▶ Problem to solve: Please report every line in the entries that contains the string "name".

*** Records Section Begins ***

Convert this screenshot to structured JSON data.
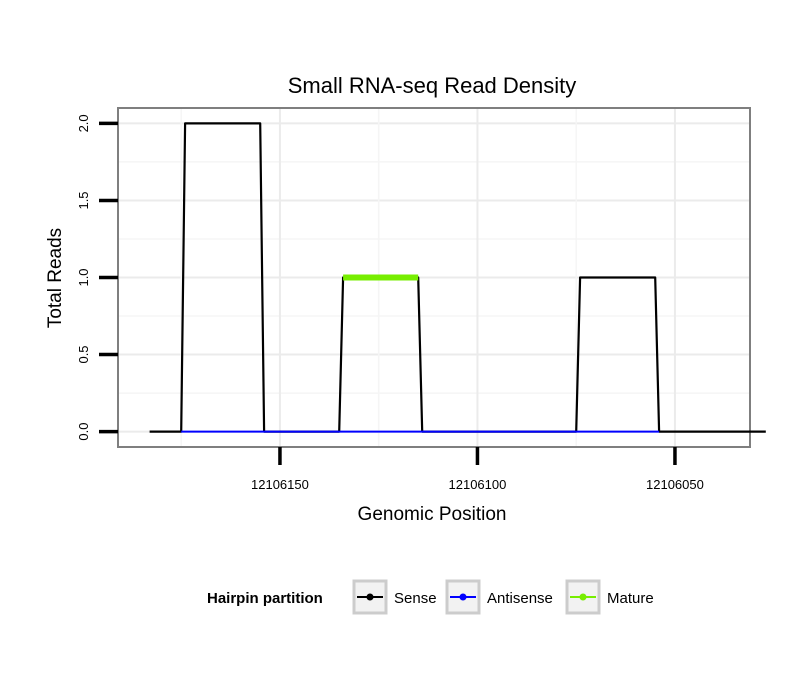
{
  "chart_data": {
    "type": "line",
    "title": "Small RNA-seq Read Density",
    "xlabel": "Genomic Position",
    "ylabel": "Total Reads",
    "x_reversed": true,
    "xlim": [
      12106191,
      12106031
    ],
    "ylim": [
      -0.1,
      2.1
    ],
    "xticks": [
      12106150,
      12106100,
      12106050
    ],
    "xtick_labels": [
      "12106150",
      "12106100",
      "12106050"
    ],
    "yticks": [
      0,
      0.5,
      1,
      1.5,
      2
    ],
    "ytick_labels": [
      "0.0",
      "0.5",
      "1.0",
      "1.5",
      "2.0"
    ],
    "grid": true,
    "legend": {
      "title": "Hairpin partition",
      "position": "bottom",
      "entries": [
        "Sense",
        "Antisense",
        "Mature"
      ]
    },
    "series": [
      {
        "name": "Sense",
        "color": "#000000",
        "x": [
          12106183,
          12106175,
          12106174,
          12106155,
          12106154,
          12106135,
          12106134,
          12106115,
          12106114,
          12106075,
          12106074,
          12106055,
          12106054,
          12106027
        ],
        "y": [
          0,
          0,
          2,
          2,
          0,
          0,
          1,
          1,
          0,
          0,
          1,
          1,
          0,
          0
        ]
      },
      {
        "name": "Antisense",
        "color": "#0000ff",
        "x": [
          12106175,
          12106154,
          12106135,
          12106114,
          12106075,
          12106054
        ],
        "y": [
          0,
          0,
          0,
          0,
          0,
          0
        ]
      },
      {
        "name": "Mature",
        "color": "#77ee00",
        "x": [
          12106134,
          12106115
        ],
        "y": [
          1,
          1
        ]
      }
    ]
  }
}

*** Records Section Ends ***

▶ Output for this exercise:
        "name": "Sense",
        "name": "Antisense",
        "name": "Mature",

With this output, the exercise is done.